### Records for the exercise
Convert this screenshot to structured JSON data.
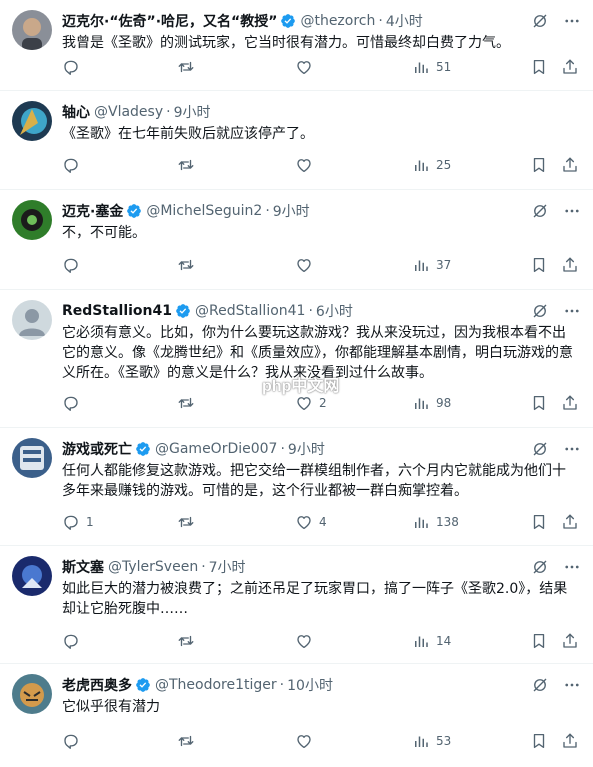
{
  "colors": {
    "text": "#0f1419",
    "muted": "#536471",
    "verified": "#1d9bf0",
    "divider": "#eff3f4"
  },
  "icons": {
    "verified": "verified-badge-icon",
    "grok": "grok-icon",
    "more": "more-icon",
    "reply": "reply-icon",
    "retweet": "retweet-icon",
    "like": "like-icon",
    "views": "views-icon",
    "bookmark": "bookmark-icon",
    "share": "share-icon"
  },
  "watermark": "php中文网",
  "tweets": [
    {
      "name": "迈克尔·“佐奇”·哈尼，又名“教授”",
      "verified": true,
      "handle": "@thezorch",
      "dot": "·",
      "time": "4小时",
      "text": "我曾是《圣歌》的测试玩家，它当时很有潜力。可惜最终却白费了力气。",
      "replies": "",
      "retweets": "",
      "likes": "",
      "views": "51"
    },
    {
      "name": "轴心",
      "verified": false,
      "handle": "@Vladesy",
      "dot": "·",
      "time": "9小时",
      "text": "《圣歌》在七年前失败后就应该停产了。",
      "replies": "",
      "retweets": "",
      "likes": "",
      "views": "25"
    },
    {
      "name": "迈克·塞金",
      "verified": true,
      "handle": "@MichelSeguin2",
      "dot": "·",
      "time": "9小时",
      "text": "不，不可能。",
      "replies": "",
      "retweets": "",
      "likes": "",
      "views": "37"
    },
    {
      "name": "RedStallion41",
      "verified": true,
      "handle": "@RedStallion41",
      "dot": "·",
      "time": "6小时",
      "text": "它必须有意义。比如，你为什么要玩这款游戏？我从来没玩过，因为我根本看不出它的意义。像《龙腾世纪》和《质量效应》，你都能理解基本剧情，明白玩游戏的意义所在。《圣歌》的意义是什么？我从来没看到过什么故事。",
      "replies": "",
      "retweets": "",
      "likes": "2",
      "views": "98"
    },
    {
      "name": "游戏或死亡",
      "verified": true,
      "handle": "@GameOrDie007",
      "dot": "·",
      "time": "9小时",
      "text": "任何人都能修复这款游戏。把它交给一群模组制作者，六个月内它就能成为他们十多年来最赚钱的游戏。可惜的是，这个行业都被一群白痴掌控着。",
      "replies": "1",
      "retweets": "",
      "likes": "4",
      "views": "138"
    },
    {
      "name": "斯文塞",
      "verified": false,
      "handle": "@TylerSveen",
      "dot": "·",
      "time": "7小时",
      "text": "如此巨大的潜力被浪费了；之前还吊足了玩家胃口，搞了一阵子《圣歌2.0》，结果却让它胎死腹中……",
      "replies": "",
      "retweets": "",
      "likes": "",
      "views": "14"
    },
    {
      "name": "老虎西奥多",
      "verified": true,
      "handle": "@Theodore1tiger",
      "dot": "·",
      "time": "10小时",
      "text": "它似乎很有潜力",
      "replies": "",
      "retweets": "",
      "likes": "",
      "views": "53"
    }
  ]
}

### Problem to work on
Quote each entry above verbatim and drop the pictures.

### Correct answer
Convert this screenshot to structured JSON data.
{
  "colors": {
    "text": "#0f1419",
    "muted": "#536471",
    "verified": "#1d9bf0",
    "divider": "#eff3f4"
  },
  "icons": {
    "verified": "verified-badge-icon",
    "grok": "grok-icon",
    "more": "more-icon",
    "reply": "reply-icon",
    "retweet": "retweet-icon",
    "like": "like-icon",
    "views": "views-icon",
    "bookmark": "bookmark-icon",
    "share": "share-icon"
  },
  "watermark": "php中文网",
  "tweets": [
    {
      "name": "迈克尔·“佐奇”·哈尼，又名“教授”",
      "verified": true,
      "handle": "@thezorch",
      "dot": "·",
      "time": "4小时",
      "text": "我曾是《圣歌》的测试玩家，它当时很有潜力。可惜最终却白费了力气。",
      "replies": "",
      "retweets": "",
      "likes": "",
      "views": "51"
    },
    {
      "name": "轴心",
      "verified": false,
      "handle": "@Vladesy",
      "dot": "·",
      "time": "9小时",
      "text": "《圣歌》在七年前失败后就应该停产了。",
      "replies": "",
      "retweets": "",
      "likes": "",
      "views": "25"
    },
    {
      "name": "迈克·塞金",
      "verified": true,
      "handle": "@MichelSeguin2",
      "dot": "·",
      "time": "9小时",
      "text": "不，不可能。",
      "replies": "",
      "retweets": "",
      "likes": "",
      "views": "37"
    },
    {
      "name": "RedStallion41",
      "verified": true,
      "handle": "@RedStallion41",
      "dot": "·",
      "time": "6小时",
      "text": "它必须有意义。比如，你为什么要玩这款游戏？我从来没玩过，因为我根本看不出它的意义。像《龙腾世纪》和《质量效应》，你都能理解基本剧情，明白玩游戏的意义所在。《圣歌》的意义是什么？我从来没看到过什么故事。",
      "replies": "",
      "retweets": "",
      "likes": "2",
      "views": "98"
    },
    {
      "name": "游戏或死亡",
      "verified": true,
      "handle": "@GameOrDie007",
      "dot": "·",
      "time": "9小时",
      "text": "任何人都能修复这款游戏。把它交给一群模组制作者，六个月内它就能成为他们十多年来最赚钱的游戏。可惜的是，这个行业都被一群白痴掌控着。",
      "replies": "1",
      "retweets": "",
      "likes": "4",
      "views": "138"
    },
    {
      "name": "斯文塞",
      "verified": false,
      "handle": "@TylerSveen",
      "dot": "·",
      "time": "7小时",
      "text": "如此巨大的潜力被浪费了；之前还吊足了玩家胃口，搞了一阵子《圣歌2.0》，结果却让它胎死腹中……",
      "replies": "",
      "retweets": "",
      "likes": "",
      "views": "14"
    },
    {
      "name": "老虎西奥多",
      "verified": true,
      "handle": "@Theodore1tiger",
      "dot": "·",
      "time": "10小时",
      "text": "它似乎很有潜力",
      "replies": "",
      "retweets": "",
      "likes": "",
      "views": "53"
    }
  ]
}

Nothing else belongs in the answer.